Short task: Provide the records once more, identical to the original.

Figure record extracts:
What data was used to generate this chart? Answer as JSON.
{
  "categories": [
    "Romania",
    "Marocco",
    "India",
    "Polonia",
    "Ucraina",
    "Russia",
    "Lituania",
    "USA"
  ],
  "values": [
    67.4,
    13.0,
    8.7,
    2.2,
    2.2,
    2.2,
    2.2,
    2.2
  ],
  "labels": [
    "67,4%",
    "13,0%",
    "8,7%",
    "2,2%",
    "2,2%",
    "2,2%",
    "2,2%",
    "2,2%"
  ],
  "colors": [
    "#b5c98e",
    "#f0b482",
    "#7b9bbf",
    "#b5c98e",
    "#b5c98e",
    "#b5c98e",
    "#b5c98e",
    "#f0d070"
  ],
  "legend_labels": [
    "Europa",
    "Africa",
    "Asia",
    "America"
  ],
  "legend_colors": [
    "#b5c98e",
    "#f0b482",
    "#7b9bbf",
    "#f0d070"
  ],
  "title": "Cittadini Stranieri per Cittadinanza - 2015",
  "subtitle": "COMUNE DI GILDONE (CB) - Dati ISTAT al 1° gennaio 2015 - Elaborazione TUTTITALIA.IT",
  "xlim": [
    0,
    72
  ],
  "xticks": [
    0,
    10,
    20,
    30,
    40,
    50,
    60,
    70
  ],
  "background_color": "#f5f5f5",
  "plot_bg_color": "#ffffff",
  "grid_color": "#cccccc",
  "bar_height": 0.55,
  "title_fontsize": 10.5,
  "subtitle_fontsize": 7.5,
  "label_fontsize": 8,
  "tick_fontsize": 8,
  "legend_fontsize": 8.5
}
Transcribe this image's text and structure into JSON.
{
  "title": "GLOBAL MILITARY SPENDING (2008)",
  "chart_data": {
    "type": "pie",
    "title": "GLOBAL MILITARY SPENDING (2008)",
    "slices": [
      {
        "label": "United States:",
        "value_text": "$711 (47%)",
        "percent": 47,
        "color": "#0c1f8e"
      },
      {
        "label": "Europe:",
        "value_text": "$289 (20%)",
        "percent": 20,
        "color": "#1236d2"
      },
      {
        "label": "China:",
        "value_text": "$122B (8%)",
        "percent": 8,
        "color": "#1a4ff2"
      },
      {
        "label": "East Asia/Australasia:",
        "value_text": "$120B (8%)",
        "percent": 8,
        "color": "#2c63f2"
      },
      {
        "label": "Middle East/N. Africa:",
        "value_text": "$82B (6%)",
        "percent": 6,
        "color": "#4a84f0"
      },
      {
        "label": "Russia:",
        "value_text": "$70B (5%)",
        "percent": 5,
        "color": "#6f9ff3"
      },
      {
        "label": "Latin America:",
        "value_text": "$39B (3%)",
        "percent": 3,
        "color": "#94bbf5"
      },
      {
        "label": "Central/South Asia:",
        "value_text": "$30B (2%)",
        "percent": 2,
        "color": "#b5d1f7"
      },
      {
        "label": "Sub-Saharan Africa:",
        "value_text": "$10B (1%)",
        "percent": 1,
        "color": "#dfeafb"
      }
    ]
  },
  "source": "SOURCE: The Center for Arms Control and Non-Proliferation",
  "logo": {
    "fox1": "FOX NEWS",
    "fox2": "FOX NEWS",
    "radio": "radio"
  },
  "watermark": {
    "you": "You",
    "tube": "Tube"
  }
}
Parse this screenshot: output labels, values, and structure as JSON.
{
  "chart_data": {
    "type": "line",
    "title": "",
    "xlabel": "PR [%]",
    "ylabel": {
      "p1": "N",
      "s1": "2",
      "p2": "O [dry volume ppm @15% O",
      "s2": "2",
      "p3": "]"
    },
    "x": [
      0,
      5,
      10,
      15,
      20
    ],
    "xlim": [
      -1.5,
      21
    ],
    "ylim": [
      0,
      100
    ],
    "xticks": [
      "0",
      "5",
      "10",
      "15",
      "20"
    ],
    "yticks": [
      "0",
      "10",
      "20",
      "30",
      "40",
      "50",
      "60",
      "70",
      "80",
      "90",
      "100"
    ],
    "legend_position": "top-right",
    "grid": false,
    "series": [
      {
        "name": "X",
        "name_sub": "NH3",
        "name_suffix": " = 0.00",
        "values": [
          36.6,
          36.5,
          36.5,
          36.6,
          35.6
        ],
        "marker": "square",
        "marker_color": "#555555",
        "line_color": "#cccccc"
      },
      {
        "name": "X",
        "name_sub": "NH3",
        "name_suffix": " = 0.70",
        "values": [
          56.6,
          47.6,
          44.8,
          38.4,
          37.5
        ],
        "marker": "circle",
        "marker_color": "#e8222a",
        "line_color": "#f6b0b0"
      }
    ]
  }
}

Complete answer:
What data was used to generate this chart? Answer as JSON.
{
  "categories": [
    "Romania",
    "Marocco",
    "India",
    "Polonia",
    "Ucraina",
    "Russia",
    "Lituania",
    "USA"
  ],
  "values": [
    67.4,
    13.0,
    8.7,
    2.2,
    2.2,
    2.2,
    2.2,
    2.2
  ],
  "labels": [
    "67,4%",
    "13,0%",
    "8,7%",
    "2,2%",
    "2,2%",
    "2,2%",
    "2,2%",
    "2,2%"
  ],
  "colors": [
    "#b5c98e",
    "#f0b482",
    "#7b9bbf",
    "#b5c98e",
    "#b5c98e",
    "#b5c98e",
    "#b5c98e",
    "#f0d070"
  ],
  "legend_labels": [
    "Europa",
    "Africa",
    "Asia",
    "America"
  ],
  "legend_colors": [
    "#b5c98e",
    "#f0b482",
    "#7b9bbf",
    "#f0d070"
  ],
  "title": "Cittadini Stranieri per Cittadinanza - 2015",
  "subtitle": "COMUNE DI GILDONE (CB) - Dati ISTAT al 1° gennaio 2015 - Elaborazione TUTTITALIA.IT",
  "xlim": [
    0,
    72
  ],
  "xticks": [
    0,
    10,
    20,
    30,
    40,
    50,
    60,
    70
  ],
  "background_color": "#f5f5f5",
  "plot_bg_color": "#ffffff",
  "grid_color": "#cccccc",
  "bar_height": 0.55,
  "title_fontsize": 10.5,
  "subtitle_fontsize": 7.5,
  "label_fontsize": 8,
  "tick_fontsize": 8,
  "legend_fontsize": 8.5
}
Transcribe this image's text and structure into JSON.
{
  "title": "GLOBAL MILITARY SPENDING (2008)",
  "chart_data": {
    "type": "pie",
    "title": "GLOBAL MILITARY SPENDING (2008)",
    "slices": [
      {
        "label": "United States:",
        "value_text": "$711 (47%)",
        "percent": 47,
        "color": "#0c1f8e"
      },
      {
        "label": "Europe:",
        "value_text": "$289 (20%)",
        "percent": 20,
        "color": "#1236d2"
      },
      {
        "label": "China:",
        "value_text": "$122B (8%)",
        "percent": 8,
        "color": "#1a4ff2"
      },
      {
        "label": "East Asia/Australasia:",
        "value_text": "$120B (8%)",
        "percent": 8,
        "color": "#2c63f2"
      },
      {
        "label": "Middle East/N. Africa:",
        "value_text": "$82B (6%)",
        "percent": 6,
        "color": "#4a84f0"
      },
      {
        "label": "Russia:",
        "value_text": "$70B (5%)",
        "percent": 5,
        "color": "#6f9ff3"
      },
      {
        "label": "Latin America:",
        "value_text": "$39B (3%)",
        "percent": 3,
        "color": "#94bbf5"
      },
      {
        "label": "Central/South Asia:",
        "value_text": "$30B (2%)",
        "percent": 2,
        "color": "#b5d1f7"
      },
      {
        "label": "Sub-Saharan Africa:",
        "value_text": "$10B (1%)",
        "percent": 1,
        "color": "#dfeafb"
      }
    ]
  },
  "source": "SOURCE: The Center for Arms Control and Non-Proliferation",
  "logo": {
    "fox1": "FOX NEWS",
    "fox2": "FOX NEWS",
    "radio": "radio"
  },
  "watermark": {
    "you": "You",
    "tube": "Tube"
  }
}
Parse this screenshot: output labels, values, and structure as JSON.
{
  "chart_data": {
    "type": "line",
    "title": "",
    "xlabel": "PR [%]",
    "ylabel": {
      "p1": "N",
      "s1": "2",
      "p2": "O [dry volume ppm @15% O",
      "s2": "2",
      "p3": "]"
    },
    "x": [
      0,
      5,
      10,
      15,
      20
    ],
    "xlim": [
      -1.5,
      21
    ],
    "ylim": [
      0,
      100
    ],
    "xticks": [
      "0",
      "5",
      "10",
      "15",
      "20"
    ],
    "yticks": [
      "0",
      "10",
      "20",
      "30",
      "40",
      "50",
      "60",
      "70",
      "80",
      "90",
      "100"
    ],
    "legend_position": "top-right",
    "grid": false,
    "series": [
      {
        "name": "X",
        "name_sub": "NH3",
        "name_suffix": " = 0.00",
        "values": [
          36.6,
          36.5,
          36.5,
          36.6,
          35.6
        ],
        "marker": "square",
        "marker_color": "#555555",
        "line_color": "#cccccc"
      },
      {
        "name": "X",
        "name_sub": "NH3",
        "name_suffix": " = 0.70",
        "values": [
          56.6,
          47.6,
          44.8,
          38.4,
          37.5
        ],
        "marker": "circle",
        "marker_color": "#e8222a",
        "line_color": "#f6b0b0"
      }
    ]
  }
}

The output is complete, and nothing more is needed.